Records about charts and figures:
▬▬▬▬▬▬▬▬▬▬

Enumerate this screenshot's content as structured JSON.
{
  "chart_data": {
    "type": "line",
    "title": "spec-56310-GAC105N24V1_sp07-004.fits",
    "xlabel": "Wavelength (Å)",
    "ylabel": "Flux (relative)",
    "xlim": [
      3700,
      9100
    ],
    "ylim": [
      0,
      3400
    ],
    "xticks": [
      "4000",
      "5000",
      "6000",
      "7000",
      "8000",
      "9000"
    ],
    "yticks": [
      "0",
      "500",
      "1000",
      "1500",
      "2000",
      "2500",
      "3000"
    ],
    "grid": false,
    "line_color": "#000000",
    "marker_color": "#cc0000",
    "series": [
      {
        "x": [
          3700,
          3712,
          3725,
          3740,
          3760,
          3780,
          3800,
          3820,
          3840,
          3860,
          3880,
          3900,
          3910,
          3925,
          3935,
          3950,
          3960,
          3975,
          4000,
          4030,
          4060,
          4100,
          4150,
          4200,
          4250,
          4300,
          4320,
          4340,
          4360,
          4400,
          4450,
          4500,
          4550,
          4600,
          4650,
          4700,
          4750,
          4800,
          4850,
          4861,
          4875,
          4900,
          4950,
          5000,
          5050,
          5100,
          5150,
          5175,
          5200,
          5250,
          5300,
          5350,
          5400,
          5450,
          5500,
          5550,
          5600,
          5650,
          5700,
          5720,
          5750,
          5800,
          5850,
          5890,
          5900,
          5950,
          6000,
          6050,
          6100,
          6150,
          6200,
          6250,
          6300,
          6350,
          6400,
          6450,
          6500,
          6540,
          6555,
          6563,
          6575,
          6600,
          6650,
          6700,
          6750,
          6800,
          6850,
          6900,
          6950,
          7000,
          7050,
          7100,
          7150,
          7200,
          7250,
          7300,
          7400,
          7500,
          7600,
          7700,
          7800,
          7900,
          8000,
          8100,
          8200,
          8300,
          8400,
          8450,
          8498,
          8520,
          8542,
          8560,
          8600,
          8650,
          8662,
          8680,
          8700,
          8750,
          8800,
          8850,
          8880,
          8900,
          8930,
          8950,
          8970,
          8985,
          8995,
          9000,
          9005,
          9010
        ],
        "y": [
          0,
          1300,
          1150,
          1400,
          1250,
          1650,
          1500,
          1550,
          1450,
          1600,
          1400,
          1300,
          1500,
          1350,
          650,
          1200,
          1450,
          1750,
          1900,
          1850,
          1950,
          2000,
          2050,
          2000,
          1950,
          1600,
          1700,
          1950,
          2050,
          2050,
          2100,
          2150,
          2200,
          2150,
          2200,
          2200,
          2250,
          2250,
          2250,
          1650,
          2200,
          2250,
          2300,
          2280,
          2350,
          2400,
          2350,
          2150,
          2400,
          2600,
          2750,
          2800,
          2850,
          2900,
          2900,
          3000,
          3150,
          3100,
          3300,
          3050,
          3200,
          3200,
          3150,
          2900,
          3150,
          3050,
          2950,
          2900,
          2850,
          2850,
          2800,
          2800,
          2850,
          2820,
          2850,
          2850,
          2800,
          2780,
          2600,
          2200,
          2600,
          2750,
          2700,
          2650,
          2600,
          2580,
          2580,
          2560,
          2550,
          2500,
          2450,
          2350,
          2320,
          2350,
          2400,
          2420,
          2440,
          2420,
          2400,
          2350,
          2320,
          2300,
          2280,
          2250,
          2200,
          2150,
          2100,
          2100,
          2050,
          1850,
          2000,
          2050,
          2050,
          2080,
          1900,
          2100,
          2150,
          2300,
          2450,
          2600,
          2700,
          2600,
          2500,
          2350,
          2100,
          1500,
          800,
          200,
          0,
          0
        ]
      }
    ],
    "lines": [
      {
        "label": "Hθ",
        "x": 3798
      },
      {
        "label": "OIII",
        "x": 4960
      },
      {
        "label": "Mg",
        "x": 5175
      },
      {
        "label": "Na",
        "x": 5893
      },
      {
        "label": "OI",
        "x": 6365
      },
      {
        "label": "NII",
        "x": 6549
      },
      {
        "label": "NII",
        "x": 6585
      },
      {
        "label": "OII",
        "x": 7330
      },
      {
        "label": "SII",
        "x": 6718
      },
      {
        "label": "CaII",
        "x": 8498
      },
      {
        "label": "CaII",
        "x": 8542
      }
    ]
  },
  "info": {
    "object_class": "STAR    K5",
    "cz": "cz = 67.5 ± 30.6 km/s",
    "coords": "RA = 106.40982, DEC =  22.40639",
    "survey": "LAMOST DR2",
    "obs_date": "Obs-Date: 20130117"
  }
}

▬▬▬▬▬▬▬▬▬▬

Requirements: Print the listing above in full, exactly as it is.

Result for this task:
Enumerate this screenshot's content as structured JSON.
{
  "chart_data": {
    "type": "line",
    "title": "spec-56310-GAC105N24V1_sp07-004.fits",
    "xlabel": "Wavelength (Å)",
    "ylabel": "Flux (relative)",
    "xlim": [
      3700,
      9100
    ],
    "ylim": [
      0,
      3400
    ],
    "xticks": [
      "4000",
      "5000",
      "6000",
      "7000",
      "8000",
      "9000"
    ],
    "yticks": [
      "0",
      "500",
      "1000",
      "1500",
      "2000",
      "2500",
      "3000"
    ],
    "grid": false,
    "line_color": "#000000",
    "marker_color": "#cc0000",
    "series": [
      {
        "x": [
          3700,
          3712,
          3725,
          3740,
          3760,
          3780,
          3800,
          3820,
          3840,
          3860,
          3880,
          3900,
          3910,
          3925,
          3935,
          3950,
          3960,
          3975,
          4000,
          4030,
          4060,
          4100,
          4150,
          4200,
          4250,
          4300,
          4320,
          4340,
          4360,
          4400,
          4450,
          4500,
          4550,
          4600,
          4650,
          4700,
          4750,
          4800,
          4850,
          4861,
          4875,
          4900,
          4950,
          5000,
          5050,
          5100,
          5150,
          5175,
          5200,
          5250,
          5300,
          5350,
          5400,
          5450,
          5500,
          5550,
          5600,
          5650,
          5700,
          5720,
          5750,
          5800,
          5850,
          5890,
          5900,
          5950,
          6000,
          6050,
          6100,
          6150,
          6200,
          6250,
          6300,
          6350,
          6400,
          6450,
          6500,
          6540,
          6555,
          6563,
          6575,
          6600,
          6650,
          6700,
          6750,
          6800,
          6850,
          6900,
          6950,
          7000,
          7050,
          7100,
          7150,
          7200,
          7250,
          7300,
          7400,
          7500,
          7600,
          7700,
          7800,
          7900,
          8000,
          8100,
          8200,
          8300,
          8400,
          8450,
          8498,
          8520,
          8542,
          8560,
          8600,
          8650,
          8662,
          8680,
          8700,
          8750,
          8800,
          8850,
          8880,
          8900,
          8930,
          8950,
          8970,
          8985,
          8995,
          9000,
          9005,
          9010
        ],
        "y": [
          0,
          1300,
          1150,
          1400,
          1250,
          1650,
          1500,
          1550,
          1450,
          1600,
          1400,
          1300,
          1500,
          1350,
          650,
          1200,
          1450,
          1750,
          1900,
          1850,
          1950,
          2000,
          2050,
          2000,
          1950,
          1600,
          1700,
          1950,
          2050,
          2050,
          2100,
          2150,
          2200,
          2150,
          2200,
          2200,
          2250,
          2250,
          2250,
          1650,
          2200,
          2250,
          2300,
          2280,
          2350,
          2400,
          2350,
          2150,
          2400,
          2600,
          2750,
          2800,
          2850,
          2900,
          2900,
          3000,
          3150,
          3100,
          3300,
          3050,
          3200,
          3200,
          3150,
          2900,
          3150,
          3050,
          2950,
          2900,
          2850,
          2850,
          2800,
          2800,
          2850,
          2820,
          2850,
          2850,
          2800,
          2780,
          2600,
          2200,
          2600,
          2750,
          2700,
          2650,
          2600,
          2580,
          2580,
          2560,
          2550,
          2500,
          2450,
          2350,
          2320,
          2350,
          2400,
          2420,
          2440,
          2420,
          2400,
          2350,
          2320,
          2300,
          2280,
          2250,
          2200,
          2150,
          2100,
          2100,
          2050,
          1850,
          2000,
          2050,
          2050,
          2080,
          1900,
          2100,
          2150,
          2300,
          2450,
          2600,
          2700,
          2600,
          2500,
          2350,
          2100,
          1500,
          800,
          200,
          0,
          0
        ]
      }
    ],
    "lines": [
      {
        "label": "Hθ",
        "x": 3798
      },
      {
        "label": "OIII",
        "x": 4960
      },
      {
        "label": "Mg",
        "x": 5175
      },
      {
        "label": "Na",
        "x": 5893
      },
      {
        "label": "OI",
        "x": 6365
      },
      {
        "label": "NII",
        "x": 6549
      },
      {
        "label": "NII",
        "x": 6585
      },
      {
        "label": "OII",
        "x": 7330
      },
      {
        "label": "SII",
        "x": 6718
      },
      {
        "label": "CaII",
        "x": 8498
      },
      {
        "label": "CaII",
        "x": 8542
      }
    ]
  },
  "info": {
    "object_class": "STAR    K5",
    "cz": "cz = 67.5 ± 30.6 km/s",
    "coords": "RA = 106.40982, DEC =  22.40639",
    "survey": "LAMOST DR2",
    "obs_date": "Obs-Date: 20130117"
  }
}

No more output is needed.